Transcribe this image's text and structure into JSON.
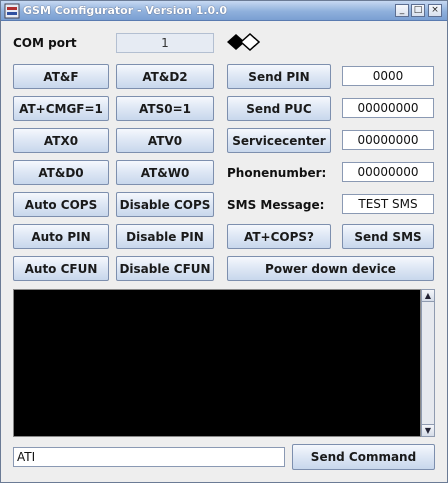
{
  "window": {
    "title": "GSM Configurator - Version 1.0.0",
    "controls": {
      "minimize": "_",
      "maximize": "□",
      "close": "×"
    }
  },
  "com": {
    "label": "COM port",
    "value": "1",
    "icon": "diamond-logo-icon"
  },
  "at_buttons": {
    "at_f": "AT&F",
    "at_d2": "AT&D2",
    "at_cmgf": "AT+CMGF=1",
    "ats0": "ATS0=1",
    "atx0": "ATX0",
    "atv0": "ATV0",
    "at_d0": "AT&D0",
    "at_w0": "AT&W0",
    "auto_cops": "Auto COPS",
    "disable_cops": "Disable COPS",
    "auto_pin": "Auto PIN",
    "disable_pin": "Disable PIN",
    "auto_cfun": "Auto CFUN",
    "disable_cfun": "Disable CFUN"
  },
  "right_panel": {
    "send_pin": {
      "label": "Send PIN",
      "value": "0000"
    },
    "send_puc": {
      "label": "Send PUC",
      "value": "00000000"
    },
    "servicecenter": {
      "label": "Servicecenter",
      "value": "00000000"
    },
    "phonenumber": {
      "label": "Phonenumber:",
      "value": "00000000"
    },
    "sms_message": {
      "label": "SMS Message:",
      "value": "TEST SMS"
    },
    "at_cops_q": "AT+COPS?",
    "send_sms": "Send SMS",
    "power_down": "Power down device"
  },
  "command": {
    "value": "ATI",
    "send_label": "Send Command"
  },
  "colors": {
    "terminal_bg": "#000000",
    "button_border": "#7d8fae",
    "titlebar": "#8fb0dc"
  }
}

- - - -

▸ Given problem: From the entries above, extract each line containing "Disable".

▸ Right answer:
    "disable_cops": "Disable COPS",
    "disable_pin": "Disable PIN",
    "disable_cfun": "Disable CFUN"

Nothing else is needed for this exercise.